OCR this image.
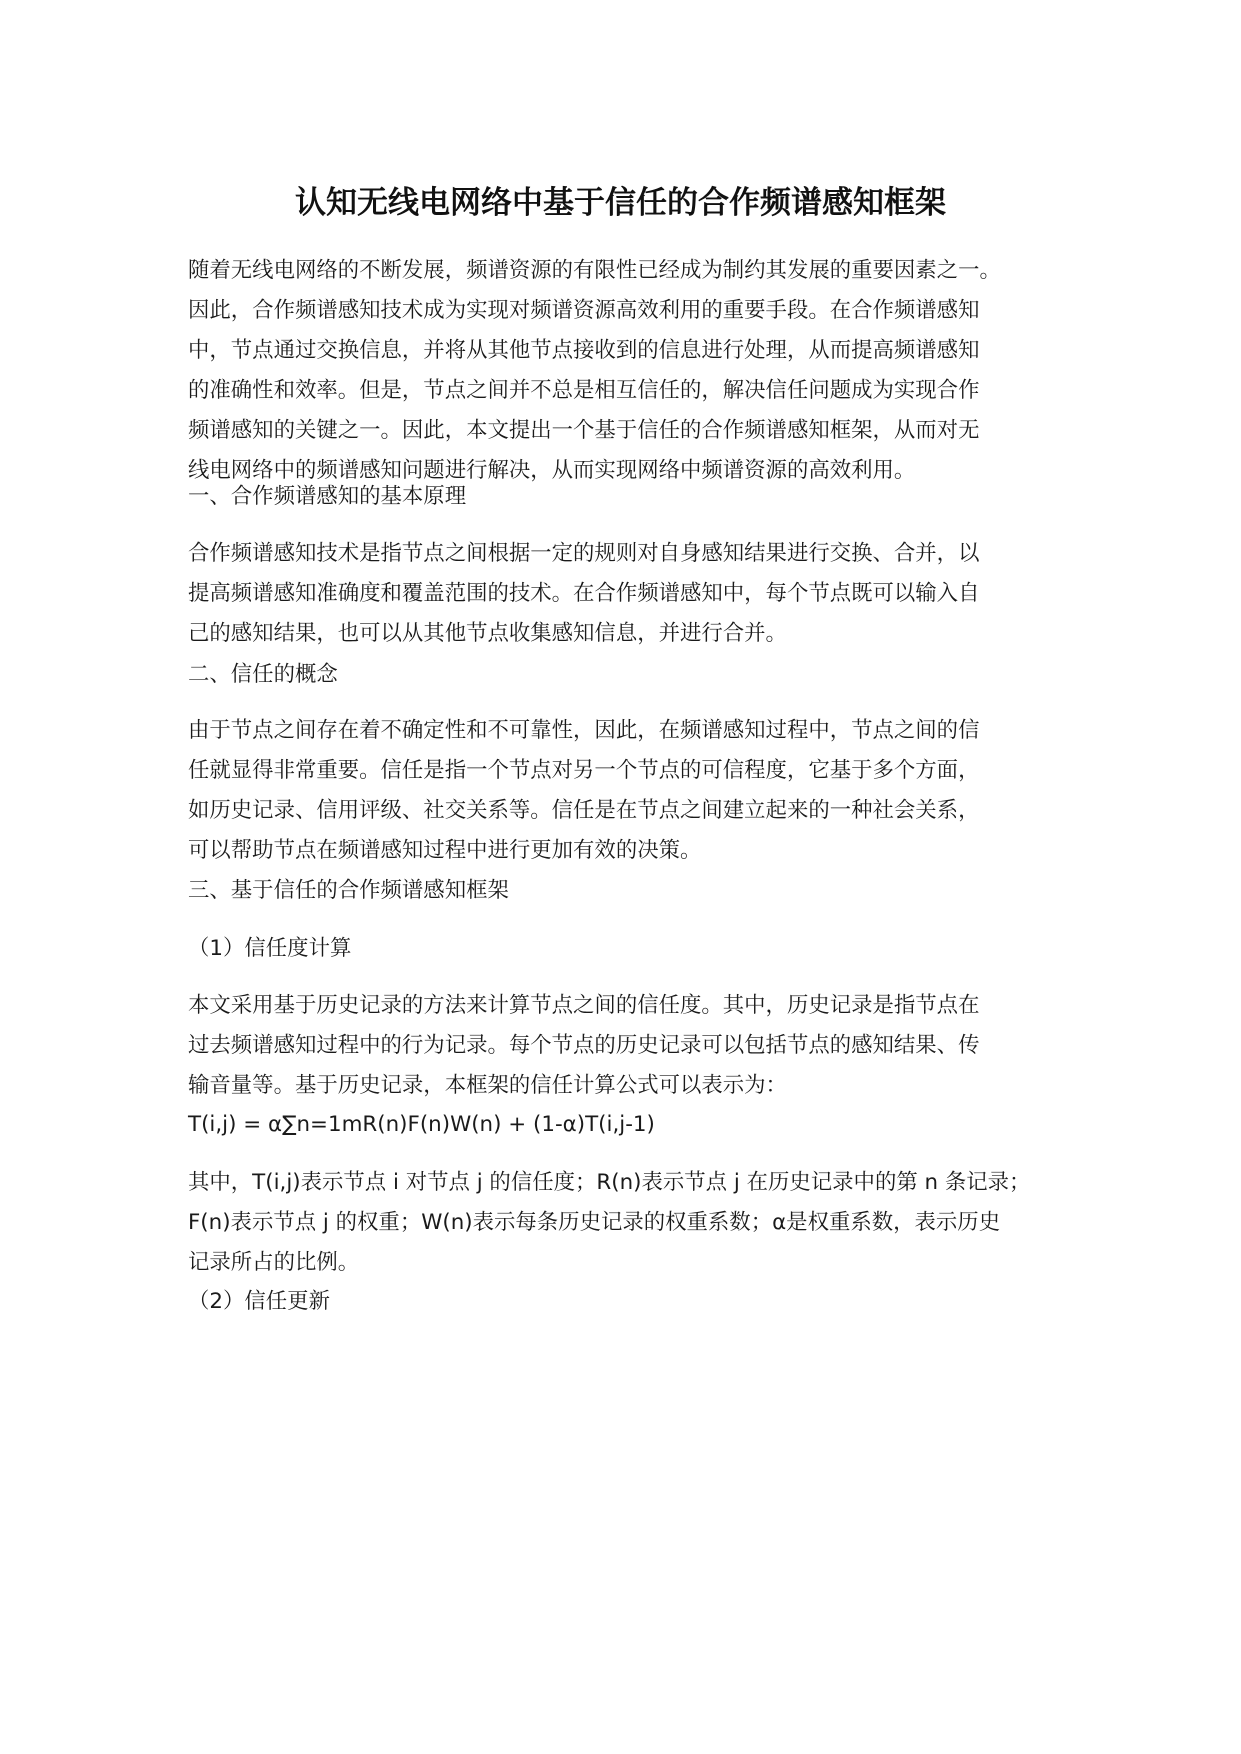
认知无线电网络中基于信任的合作频谱感知框架
随着无线电网络的不断发展，频谱资源的有限性已经成为制约其发展的重要因素之一。
因此，合作频谱感知技术成为实现对频谱资源高效利用的重要手段。在合作频谱感知
中，节点通过交换信息，并将从其他节点接收到的信息进行处理，从而提高频谱感知
的准确性和效率。但是，节点之间并不总是相互信任的，解决信任问题成为实现合作
频谱感知的关键之一。因此，本文提出一个基于信任的合作频谱感知框架，从而对无
线电网络中的频谱感知问题进行解决，从而实现网络中频谱资源的高效利用。
一、合作频谱感知的基本原理
合作频谱感知技术是指节点之间根据一定的规则对自身感知结果进行交换、合并，以
提高频谱感知准确度和覆盖范围的技术。在合作频谱感知中，每个节点既可以输入自
己的感知结果，也可以从其他节点收集感知信息，并进行合并。
二、信任的概念
由于节点之间存在着不确定性和不可靠性，因此，在频谱感知过程中，节点之间的信
任就显得非常重要。信任是指一个节点对另一个节点的可信程度，它基于多个方面，
如历史记录、信用评级、社交关系等。信任是在节点之间建立起来的一种社会关系，
可以帮助节点在频谱感知过程中进行更加有效的决策。
三、基于信任的合作频谱感知框架
（1）信任度计算
本文采用基于历史记录的方法来计算节点之间的信任度。其中，历史记录是指节点在
过去频谱感知过程中的行为记录。每个节点的历史记录可以包括节点的感知结果、传
输音量等。基于历史记录，本框架的信任计算公式可以表示为：
T(i,j) = α∑n=1mR(n)F(n)W(n) + (1-α)T(i,j-1)
其中，T(i,j)表示节点 i 对节点 j 的信任度；R(n)表示节点 j 在历史记录中的第 n 条记录；
F(n)表示节点 j 的权重；W(n)表示每条历史记录的权重系数；α是权重系数，表示历史
记录所占的比例。
（2）信任更新
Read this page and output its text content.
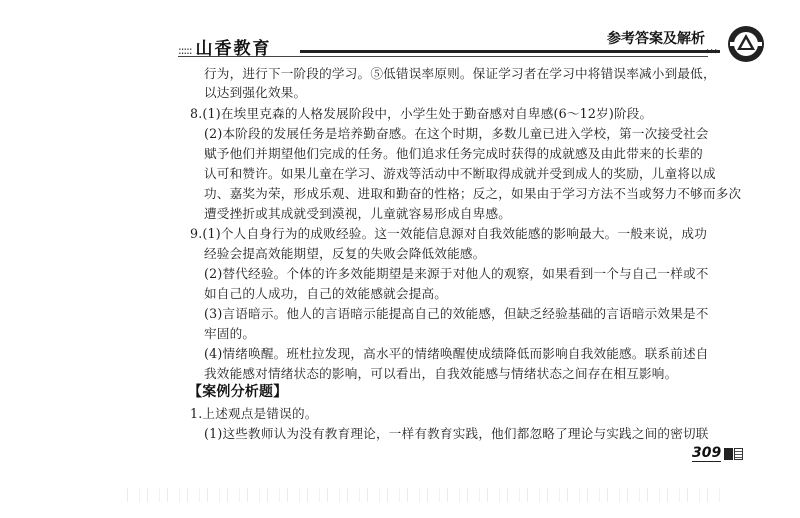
::::: 山香教育	参考答案及解析
›››
行为，进行下一阶段的学习。⑤低错误率原则。保证学习者在学习中将错误率减小到最低，
以达到强化效果。
8.(1)在埃里克森的人格发展阶段中，小学生处于勤奋感对自卑感(6～12岁)阶段。
(2)本阶段的发展任务是培养勤奋感。在这个时期，多数儿童已进入学校，第一次接受社会
赋予他们并期望他们完成的任务。他们追求任务完成时获得的成就感及由此带来的长辈的
认可和赞许。如果儿童在学习、游戏等活动中不断取得成就并受到成人的奖励，儿童将以成
功、嘉奖为荣，形成乐观、进取和勤奋的性格；反之，如果由于学习方法不当或努力不够而多次
遭受挫折或其成就受到漠视，儿童就容易形成自卑感。
9.(1)个人自身行为的成败经验。这一效能信息源对自我效能感的影响最大。一般来说，成功
经验会提高效能期望，反复的失败会降低效能感。
(2)替代经验。个体的许多效能期望是来源于对他人的观察，如果看到一个与自己一样或不
如自己的人成功，自己的效能感就会提高。
(3)言语暗示。他人的言语暗示能提高自己的效能感，但缺乏经验基础的言语暗示效果是不
牢固的。
(4)情绪唤醒。班杜拉发现，高水平的情绪唤醒使成绩降低而影响自我效能感。联系前述自
我效能感对情绪状态的影响，可以看出，自我效能感与情绪状态之间存在相互影响。
【案例分析题】
1.上述观点是错误的。
(1)这些教师认为没有教育理论，一样有教育实践，他们都忽略了理论与实践之间的密切联
309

[WRITTEN REQUEST]: Find the line that contains "Read this page and output its text content.", then write out that line and every line after it through the end of the records, exactly. Leave the pictures out.

[EXERCISE ANSWER]:
Read this page and output its text content.
::::: 山香教育	参考答案及解析
›››
行为，进行下一阶段的学习。⑤低错误率原则。保证学习者在学习中将错误率减小到最低，
以达到强化效果。
8.(1)在埃里克森的人格发展阶段中，小学生处于勤奋感对自卑感(6～12岁)阶段。
(2)本阶段的发展任务是培养勤奋感。在这个时期，多数儿童已进入学校，第一次接受社会
赋予他们并期望他们完成的任务。他们追求任务完成时获得的成就感及由此带来的长辈的
认可和赞许。如果儿童在学习、游戏等活动中不断取得成就并受到成人的奖励，儿童将以成
功、嘉奖为荣，形成乐观、进取和勤奋的性格；反之，如果由于学习方法不当或努力不够而多次
遭受挫折或其成就受到漠视，儿童就容易形成自卑感。
9.(1)个人自身行为的成败经验。这一效能信息源对自我效能感的影响最大。一般来说，成功
经验会提高效能期望，反复的失败会降低效能感。
(2)替代经验。个体的许多效能期望是来源于对他人的观察，如果看到一个与自己一样或不
如自己的人成功，自己的效能感就会提高。
(3)言语暗示。他人的言语暗示能提高自己的效能感，但缺乏经验基础的言语暗示效果是不
牢固的。
(4)情绪唤醒。班杜拉发现，高水平的情绪唤醒使成绩降低而影响自我效能感。联系前述自
我效能感对情绪状态的影响，可以看出，自我效能感与情绪状态之间存在相互影响。
【案例分析题】
1.上述观点是错误的。
(1)这些教师认为没有教育理论，一样有教育实践，他们都忽略了理论与实践之间的密切联
309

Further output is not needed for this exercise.